▸ **Written instruction**
Please update each line of the material below, changing "data-label" to "value-label" and keeping everything else unchanged. Leave the pictures out of your answer.

Element location listings:
+ + + +
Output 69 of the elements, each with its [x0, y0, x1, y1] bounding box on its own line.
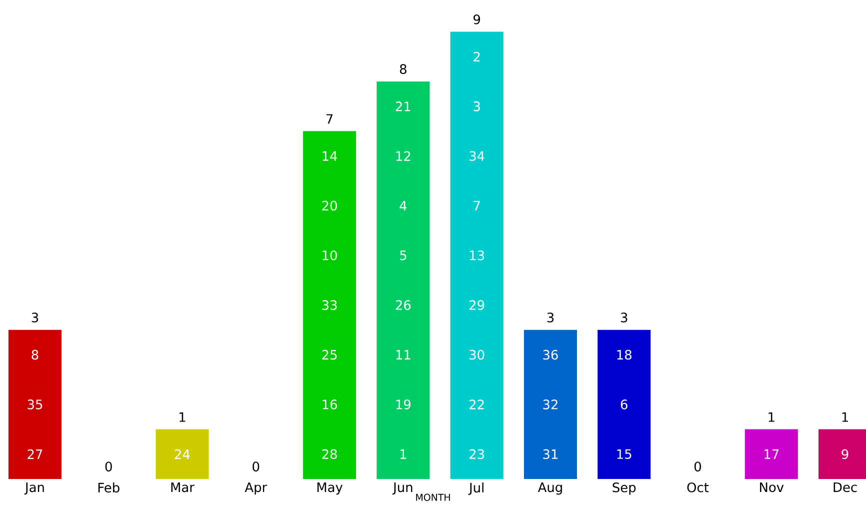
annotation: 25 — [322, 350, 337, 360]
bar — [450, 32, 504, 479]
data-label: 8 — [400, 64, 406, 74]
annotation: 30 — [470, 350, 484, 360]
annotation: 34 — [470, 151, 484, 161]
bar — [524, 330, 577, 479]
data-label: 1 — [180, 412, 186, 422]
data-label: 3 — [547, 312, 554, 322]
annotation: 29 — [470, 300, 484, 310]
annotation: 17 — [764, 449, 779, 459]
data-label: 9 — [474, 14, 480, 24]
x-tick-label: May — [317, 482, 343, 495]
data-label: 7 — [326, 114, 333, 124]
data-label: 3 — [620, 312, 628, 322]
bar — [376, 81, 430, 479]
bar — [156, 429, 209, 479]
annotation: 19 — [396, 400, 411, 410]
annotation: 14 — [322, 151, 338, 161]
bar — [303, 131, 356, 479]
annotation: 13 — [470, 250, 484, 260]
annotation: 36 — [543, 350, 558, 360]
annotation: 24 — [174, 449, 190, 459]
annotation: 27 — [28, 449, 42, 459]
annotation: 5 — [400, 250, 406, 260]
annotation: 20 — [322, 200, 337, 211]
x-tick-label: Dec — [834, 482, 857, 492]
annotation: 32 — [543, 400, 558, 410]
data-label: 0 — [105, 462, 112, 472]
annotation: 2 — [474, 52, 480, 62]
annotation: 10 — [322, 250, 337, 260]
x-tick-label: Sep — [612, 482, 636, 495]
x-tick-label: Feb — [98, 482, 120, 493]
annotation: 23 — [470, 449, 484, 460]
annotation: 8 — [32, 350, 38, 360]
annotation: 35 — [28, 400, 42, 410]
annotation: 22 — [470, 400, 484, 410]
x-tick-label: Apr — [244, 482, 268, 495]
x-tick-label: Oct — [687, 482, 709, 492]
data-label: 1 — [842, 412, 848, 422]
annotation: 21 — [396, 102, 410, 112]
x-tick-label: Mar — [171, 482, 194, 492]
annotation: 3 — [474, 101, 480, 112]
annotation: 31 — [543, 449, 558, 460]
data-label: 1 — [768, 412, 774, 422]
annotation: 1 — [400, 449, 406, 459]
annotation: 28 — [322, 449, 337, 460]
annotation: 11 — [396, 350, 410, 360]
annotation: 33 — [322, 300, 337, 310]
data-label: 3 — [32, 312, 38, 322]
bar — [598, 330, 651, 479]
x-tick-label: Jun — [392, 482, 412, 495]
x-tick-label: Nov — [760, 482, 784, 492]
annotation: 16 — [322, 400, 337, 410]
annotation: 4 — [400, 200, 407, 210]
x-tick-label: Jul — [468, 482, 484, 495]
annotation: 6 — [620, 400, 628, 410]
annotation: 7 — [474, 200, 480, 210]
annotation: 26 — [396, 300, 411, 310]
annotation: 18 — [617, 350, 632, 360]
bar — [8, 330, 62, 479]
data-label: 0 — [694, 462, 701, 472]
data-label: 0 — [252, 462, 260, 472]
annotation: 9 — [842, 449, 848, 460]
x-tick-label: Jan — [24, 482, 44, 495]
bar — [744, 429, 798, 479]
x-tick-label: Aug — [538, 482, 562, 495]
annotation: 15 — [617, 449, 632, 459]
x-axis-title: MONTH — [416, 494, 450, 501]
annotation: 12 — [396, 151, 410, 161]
+ + + +
▸ **Answer to this task**
Output 69 of the elements, each with its [x0, y0, x1, y1] bounding box on its own line.
annotation: 25 — [322, 350, 337, 360]
bar — [450, 32, 504, 479]
value-label: 8 — [400, 64, 406, 74]
annotation: 30 — [470, 350, 484, 360]
annotation: 34 — [470, 151, 484, 161]
bar — [524, 330, 577, 479]
value-label: 1 — [180, 412, 186, 422]
value-label: 3 — [547, 312, 554, 322]
annotation: 29 — [470, 300, 484, 310]
annotation: 17 — [764, 449, 779, 459]
value-label: 9 — [474, 14, 480, 24]
x-tick-label: May — [317, 482, 343, 495]
value-label: 7 — [326, 114, 333, 124]
value-label: 3 — [620, 312, 628, 322]
bar — [376, 81, 430, 479]
bar — [156, 429, 209, 479]
annotation: 19 — [396, 400, 411, 410]
annotation: 14 — [322, 151, 338, 161]
bar — [303, 131, 356, 479]
annotation: 13 — [470, 250, 484, 260]
annotation: 36 — [543, 350, 558, 360]
annotation: 24 — [174, 449, 190, 459]
annotation: 27 — [28, 449, 42, 459]
annotation: 5 — [400, 250, 406, 260]
annotation: 20 — [322, 200, 337, 211]
x-tick-label: Dec — [834, 482, 857, 492]
annotation: 32 — [543, 400, 558, 410]
value-label: 0 — [105, 462, 112, 472]
annotation: 2 — [474, 52, 480, 62]
annotation: 10 — [322, 250, 337, 260]
x-tick-label: Sep — [612, 482, 636, 495]
x-tick-label: Feb — [98, 482, 120, 493]
annotation: 23 — [470, 449, 484, 460]
annotation: 8 — [32, 350, 38, 360]
annotation: 35 — [28, 400, 42, 410]
annotation: 22 — [470, 400, 484, 410]
x-tick-label: Apr — [244, 482, 268, 495]
x-tick-label: Oct — [687, 482, 709, 492]
value-label: 1 — [842, 412, 848, 422]
annotation: 21 — [396, 102, 410, 112]
x-tick-label: Mar — [171, 482, 194, 492]
annotation: 3 — [474, 101, 480, 112]
annotation: 31 — [543, 449, 558, 460]
value-label: 1 — [768, 412, 774, 422]
annotation: 1 — [400, 449, 406, 459]
annotation: 28 — [322, 449, 337, 460]
annotation: 11 — [396, 350, 410, 360]
annotation: 33 — [322, 300, 337, 310]
value-label: 3 — [32, 312, 38, 322]
bar — [598, 330, 651, 479]
x-tick-label: Jun — [392, 482, 412, 495]
x-tick-label: Nov — [760, 482, 784, 492]
annotation: 16 — [322, 400, 337, 410]
annotation: 4 — [400, 200, 407, 210]
x-tick-label: Jul — [468, 482, 484, 495]
annotation: 6 — [620, 400, 628, 410]
annotation: 7 — [474, 200, 480, 210]
annotation: 26 — [396, 300, 411, 310]
annotation: 18 — [617, 350, 632, 360]
bar — [8, 330, 62, 479]
value-label: 0 — [694, 462, 701, 472]
value-label: 0 — [252, 462, 260, 472]
annotation: 9 — [842, 449, 848, 460]
x-tick-label: Jan — [24, 482, 44, 495]
bar — [744, 429, 798, 479]
x-tick-label: Aug — [538, 482, 562, 495]
annotation: 15 — [617, 449, 632, 459]
x-axis-title: MONTH — [416, 494, 450, 501]
annotation: 12 — [396, 151, 410, 161]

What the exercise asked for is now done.